RAW RECORDS:
>>>

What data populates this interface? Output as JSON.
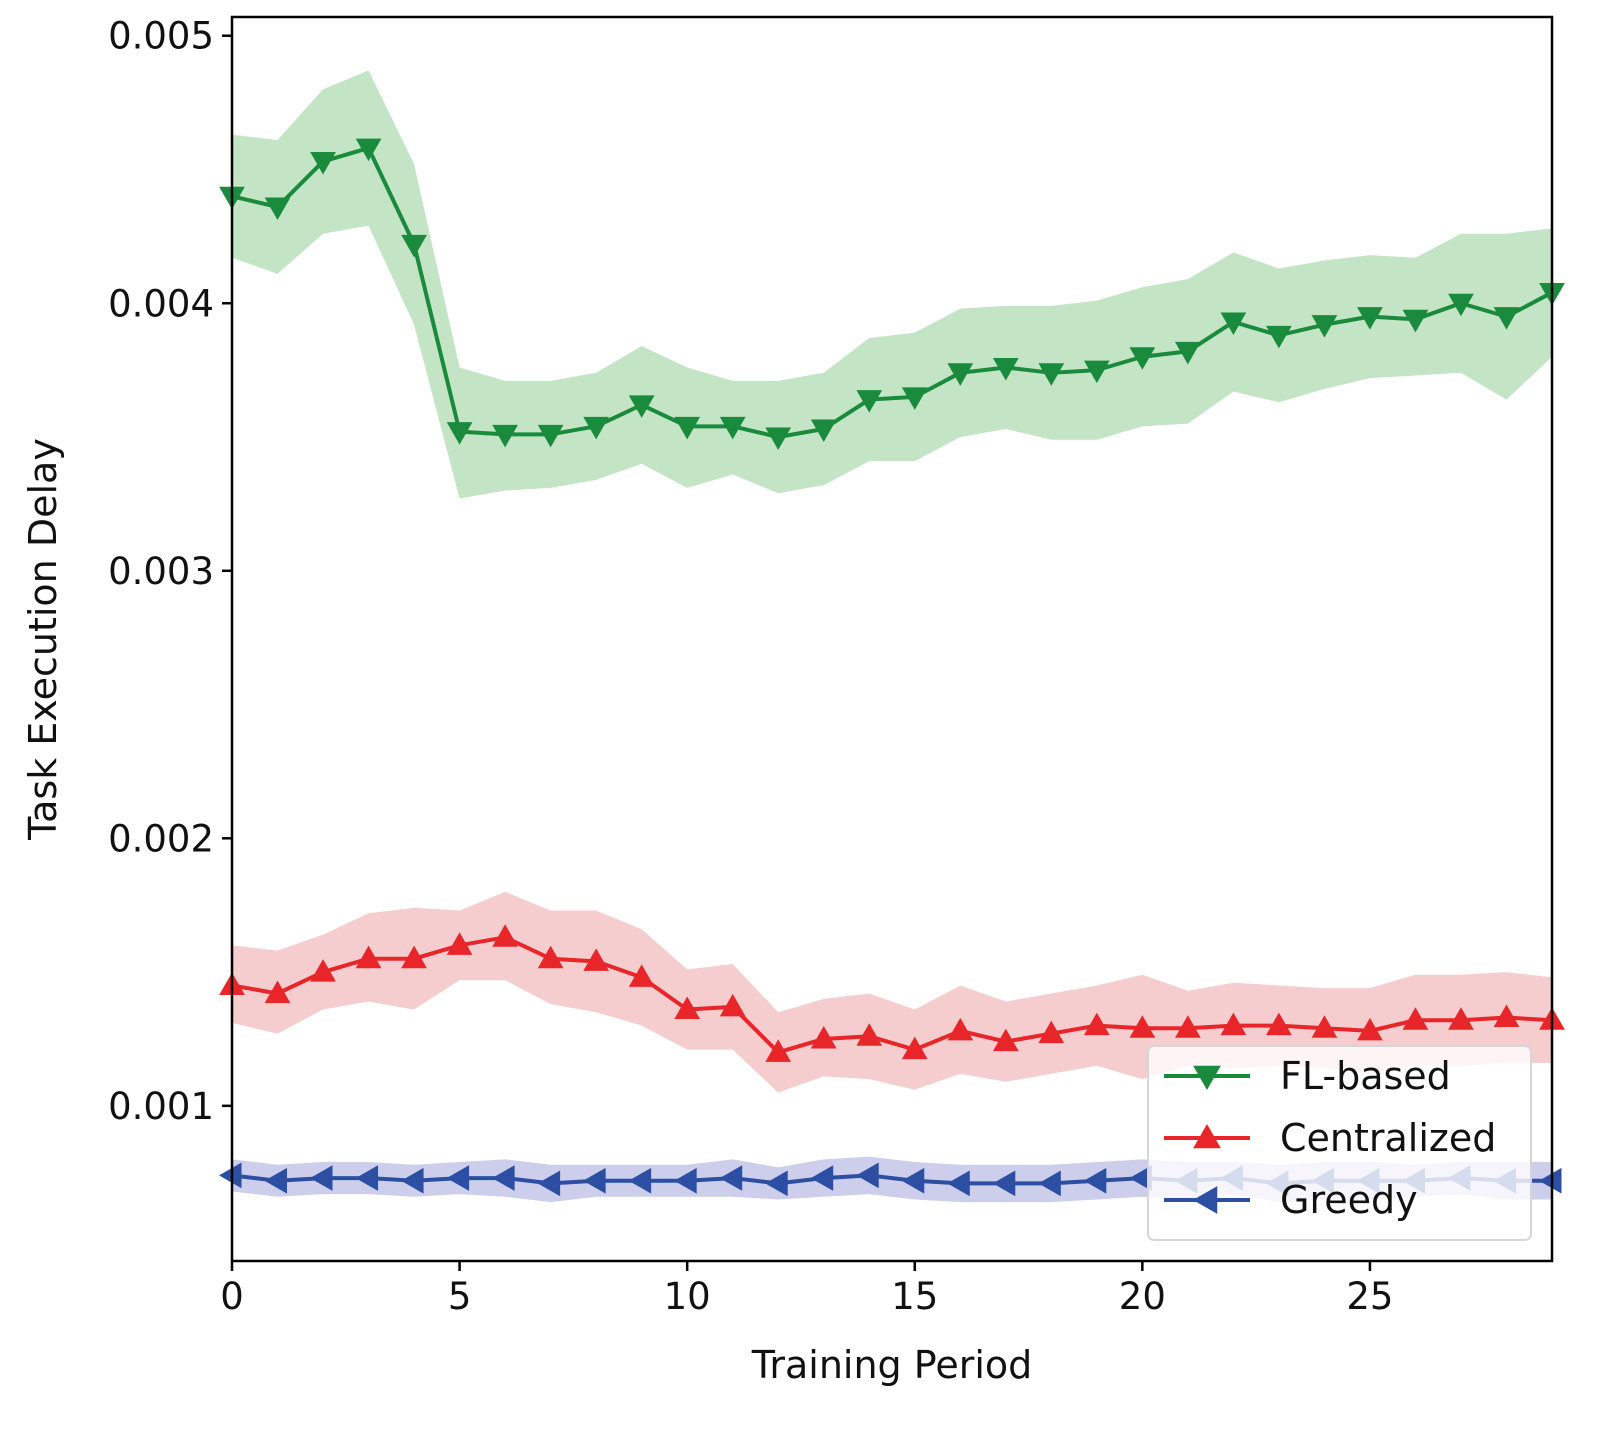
{
  "chart_data": {
    "type": "line",
    "title": "",
    "xlabel": "Training Period",
    "ylabel": "Task Execution Delay",
    "xlim": [
      0,
      29
    ],
    "ylim": [
      0.00042,
      0.00507
    ],
    "xticks": [
      0,
      5,
      10,
      15,
      20,
      25
    ],
    "xtick_labels": [
      "0",
      "5",
      "10",
      "15",
      "20",
      "25"
    ],
    "yticks": [
      0.001,
      0.002,
      0.003,
      0.004,
      0.005
    ],
    "ytick_labels": [
      "0.001",
      "0.002",
      "0.003",
      "0.004",
      "0.005"
    ],
    "grid": false,
    "legend_position": "lower-right",
    "x": [
      0,
      1,
      2,
      3,
      4,
      5,
      6,
      7,
      8,
      9,
      10,
      11,
      12,
      13,
      14,
      15,
      16,
      17,
      18,
      19,
      20,
      21,
      22,
      23,
      24,
      25,
      26,
      27,
      28,
      29
    ],
    "series": [
      {
        "name": "FL-based",
        "color": "#1a8a3c",
        "band_color": "#b9dfbb",
        "marker": "triangle-down",
        "values": [
          0.0044,
          0.00436,
          0.00453,
          0.00458,
          0.00422,
          0.00352,
          0.00351,
          0.00351,
          0.00354,
          0.00362,
          0.00354,
          0.00354,
          0.0035,
          0.00353,
          0.00364,
          0.00365,
          0.00374,
          0.00376,
          0.00374,
          0.00375,
          0.0038,
          0.00382,
          0.00393,
          0.00388,
          0.00392,
          0.00395,
          0.00394,
          0.004,
          0.00395,
          0.00404
        ],
        "band_upper": [
          0.00463,
          0.00461,
          0.0048,
          0.00487,
          0.00452,
          0.00376,
          0.00371,
          0.00371,
          0.00374,
          0.00384,
          0.00376,
          0.00371,
          0.00371,
          0.00374,
          0.00387,
          0.00389,
          0.00398,
          0.00399,
          0.00399,
          0.00401,
          0.00406,
          0.00409,
          0.00419,
          0.00413,
          0.00416,
          0.00418,
          0.00417,
          0.00426,
          0.00426,
          0.00428
        ],
        "band_lower": [
          0.00417,
          0.00411,
          0.00426,
          0.00429,
          0.00392,
          0.00327,
          0.0033,
          0.00331,
          0.00334,
          0.0034,
          0.00331,
          0.00336,
          0.00329,
          0.00332,
          0.00341,
          0.00341,
          0.0035,
          0.00353,
          0.00349,
          0.00349,
          0.00354,
          0.00355,
          0.00367,
          0.00363,
          0.00368,
          0.00372,
          0.00373,
          0.00374,
          0.00364,
          0.0038
        ]
      },
      {
        "name": "Centralized",
        "color": "#e8262a",
        "band_color": "#f5c4c6",
        "marker": "triangle-up",
        "values": [
          0.00145,
          0.00142,
          0.0015,
          0.00155,
          0.00155,
          0.0016,
          0.00163,
          0.00155,
          0.00154,
          0.00148,
          0.00136,
          0.00137,
          0.0012,
          0.00125,
          0.00126,
          0.00121,
          0.00128,
          0.00124,
          0.00127,
          0.0013,
          0.00129,
          0.00129,
          0.0013,
          0.0013,
          0.00129,
          0.00128,
          0.00132,
          0.00132,
          0.00133,
          0.00132
        ],
        "band_upper": [
          0.0016,
          0.00158,
          0.00164,
          0.00172,
          0.00174,
          0.00173,
          0.0018,
          0.00173,
          0.00173,
          0.00166,
          0.00151,
          0.00153,
          0.00135,
          0.0014,
          0.00142,
          0.00136,
          0.00145,
          0.00139,
          0.00142,
          0.00145,
          0.00149,
          0.00143,
          0.00146,
          0.00145,
          0.00144,
          0.00144,
          0.00149,
          0.00149,
          0.0015,
          0.00148
        ],
        "band_lower": [
          0.00131,
          0.00127,
          0.00136,
          0.00139,
          0.00136,
          0.00147,
          0.00147,
          0.00138,
          0.00135,
          0.0013,
          0.00121,
          0.00121,
          0.00105,
          0.00111,
          0.0011,
          0.00106,
          0.00112,
          0.00109,
          0.00112,
          0.00115,
          0.0011,
          0.00115,
          0.00114,
          0.00115,
          0.00114,
          0.00112,
          0.00115,
          0.00115,
          0.00116,
          0.00116
        ]
      },
      {
        "name": "Greedy",
        "color": "#2d4fa3",
        "band_color": "#c4c6e8",
        "marker": "triangle-left",
        "values": [
          0.00074,
          0.00072,
          0.00073,
          0.00073,
          0.00072,
          0.00073,
          0.00073,
          0.00071,
          0.00072,
          0.00072,
          0.00072,
          0.00073,
          0.00071,
          0.00073,
          0.00074,
          0.00072,
          0.00071,
          0.00071,
          0.00071,
          0.00072,
          0.00073,
          0.00072,
          0.00073,
          0.00071,
          0.00072,
          0.00072,
          0.00072,
          0.00073,
          0.00072,
          0.00072
        ],
        "band_upper": [
          0.0008,
          0.00078,
          0.00079,
          0.00079,
          0.00078,
          0.00079,
          0.0008,
          0.00078,
          0.00078,
          0.00078,
          0.00078,
          0.0008,
          0.00077,
          0.0008,
          0.00081,
          0.00079,
          0.00078,
          0.00078,
          0.00078,
          0.00079,
          0.0008,
          0.00079,
          0.00079,
          0.00078,
          0.00079,
          0.00079,
          0.00078,
          0.00079,
          0.00079,
          0.00079
        ],
        "band_lower": [
          0.00068,
          0.00066,
          0.00067,
          0.00067,
          0.00066,
          0.00067,
          0.00066,
          0.00064,
          0.00066,
          0.00066,
          0.00066,
          0.00066,
          0.00065,
          0.00066,
          0.00067,
          0.00065,
          0.00064,
          0.00064,
          0.00064,
          0.00065,
          0.00066,
          0.00065,
          0.00067,
          0.00064,
          0.00065,
          0.00065,
          0.00066,
          0.00067,
          0.00065,
          0.00065
        ]
      }
    ]
  }
}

<<<

WHAT YOU ARE ASKED TO DO:
Extract every line of the data exactly; pictures stay out.

EXERCISE RESULT:
What data populates this interface? Output as JSON.
{
  "chart_data": {
    "type": "line",
    "title": "",
    "xlabel": "Training Period",
    "ylabel": "Task Execution Delay",
    "xlim": [
      0,
      29
    ],
    "ylim": [
      0.00042,
      0.00507
    ],
    "xticks": [
      0,
      5,
      10,
      15,
      20,
      25
    ],
    "xtick_labels": [
      "0",
      "5",
      "10",
      "15",
      "20",
      "25"
    ],
    "yticks": [
      0.001,
      0.002,
      0.003,
      0.004,
      0.005
    ],
    "ytick_labels": [
      "0.001",
      "0.002",
      "0.003",
      "0.004",
      "0.005"
    ],
    "grid": false,
    "legend_position": "lower-right",
    "x": [
      0,
      1,
      2,
      3,
      4,
      5,
      6,
      7,
      8,
      9,
      10,
      11,
      12,
      13,
      14,
      15,
      16,
      17,
      18,
      19,
      20,
      21,
      22,
      23,
      24,
      25,
      26,
      27,
      28,
      29
    ],
    "series": [
      {
        "name": "FL-based",
        "color": "#1a8a3c",
        "band_color": "#b9dfbb",
        "marker": "triangle-down",
        "values": [
          0.0044,
          0.00436,
          0.00453,
          0.00458,
          0.00422,
          0.00352,
          0.00351,
          0.00351,
          0.00354,
          0.00362,
          0.00354,
          0.00354,
          0.0035,
          0.00353,
          0.00364,
          0.00365,
          0.00374,
          0.00376,
          0.00374,
          0.00375,
          0.0038,
          0.00382,
          0.00393,
          0.00388,
          0.00392,
          0.00395,
          0.00394,
          0.004,
          0.00395,
          0.00404
        ],
        "band_upper": [
          0.00463,
          0.00461,
          0.0048,
          0.00487,
          0.00452,
          0.00376,
          0.00371,
          0.00371,
          0.00374,
          0.00384,
          0.00376,
          0.00371,
          0.00371,
          0.00374,
          0.00387,
          0.00389,
          0.00398,
          0.00399,
          0.00399,
          0.00401,
          0.00406,
          0.00409,
          0.00419,
          0.00413,
          0.00416,
          0.00418,
          0.00417,
          0.00426,
          0.00426,
          0.00428
        ],
        "band_lower": [
          0.00417,
          0.00411,
          0.00426,
          0.00429,
          0.00392,
          0.00327,
          0.0033,
          0.00331,
          0.00334,
          0.0034,
          0.00331,
          0.00336,
          0.00329,
          0.00332,
          0.00341,
          0.00341,
          0.0035,
          0.00353,
          0.00349,
          0.00349,
          0.00354,
          0.00355,
          0.00367,
          0.00363,
          0.00368,
          0.00372,
          0.00373,
          0.00374,
          0.00364,
          0.0038
        ]
      },
      {
        "name": "Centralized",
        "color": "#e8262a",
        "band_color": "#f5c4c6",
        "marker": "triangle-up",
        "values": [
          0.00145,
          0.00142,
          0.0015,
          0.00155,
          0.00155,
          0.0016,
          0.00163,
          0.00155,
          0.00154,
          0.00148,
          0.00136,
          0.00137,
          0.0012,
          0.00125,
          0.00126,
          0.00121,
          0.00128,
          0.00124,
          0.00127,
          0.0013,
          0.00129,
          0.00129,
          0.0013,
          0.0013,
          0.00129,
          0.00128,
          0.00132,
          0.00132,
          0.00133,
          0.00132
        ],
        "band_upper": [
          0.0016,
          0.00158,
          0.00164,
          0.00172,
          0.00174,
          0.00173,
          0.0018,
          0.00173,
          0.00173,
          0.00166,
          0.00151,
          0.00153,
          0.00135,
          0.0014,
          0.00142,
          0.00136,
          0.00145,
          0.00139,
          0.00142,
          0.00145,
          0.00149,
          0.00143,
          0.00146,
          0.00145,
          0.00144,
          0.00144,
          0.00149,
          0.00149,
          0.0015,
          0.00148
        ],
        "band_lower": [
          0.00131,
          0.00127,
          0.00136,
          0.00139,
          0.00136,
          0.00147,
          0.00147,
          0.00138,
          0.00135,
          0.0013,
          0.00121,
          0.00121,
          0.00105,
          0.00111,
          0.0011,
          0.00106,
          0.00112,
          0.00109,
          0.00112,
          0.00115,
          0.0011,
          0.00115,
          0.00114,
          0.00115,
          0.00114,
          0.00112,
          0.00115,
          0.00115,
          0.00116,
          0.00116
        ]
      },
      {
        "name": "Greedy",
        "color": "#2d4fa3",
        "band_color": "#c4c6e8",
        "marker": "triangle-left",
        "values": [
          0.00074,
          0.00072,
          0.00073,
          0.00073,
          0.00072,
          0.00073,
          0.00073,
          0.00071,
          0.00072,
          0.00072,
          0.00072,
          0.00073,
          0.00071,
          0.00073,
          0.00074,
          0.00072,
          0.00071,
          0.00071,
          0.00071,
          0.00072,
          0.00073,
          0.00072,
          0.00073,
          0.00071,
          0.00072,
          0.00072,
          0.00072,
          0.00073,
          0.00072,
          0.00072
        ],
        "band_upper": [
          0.0008,
          0.00078,
          0.00079,
          0.00079,
          0.00078,
          0.00079,
          0.0008,
          0.00078,
          0.00078,
          0.00078,
          0.00078,
          0.0008,
          0.00077,
          0.0008,
          0.00081,
          0.00079,
          0.00078,
          0.00078,
          0.00078,
          0.00079,
          0.0008,
          0.00079,
          0.00079,
          0.00078,
          0.00079,
          0.00079,
          0.00078,
          0.00079,
          0.00079,
          0.00079
        ],
        "band_lower": [
          0.00068,
          0.00066,
          0.00067,
          0.00067,
          0.00066,
          0.00067,
          0.00066,
          0.00064,
          0.00066,
          0.00066,
          0.00066,
          0.00066,
          0.00065,
          0.00066,
          0.00067,
          0.00065,
          0.00064,
          0.00064,
          0.00064,
          0.00065,
          0.00066,
          0.00065,
          0.00067,
          0.00064,
          0.00065,
          0.00065,
          0.00066,
          0.00067,
          0.00065,
          0.00065
        ]
      }
    ]
  }
}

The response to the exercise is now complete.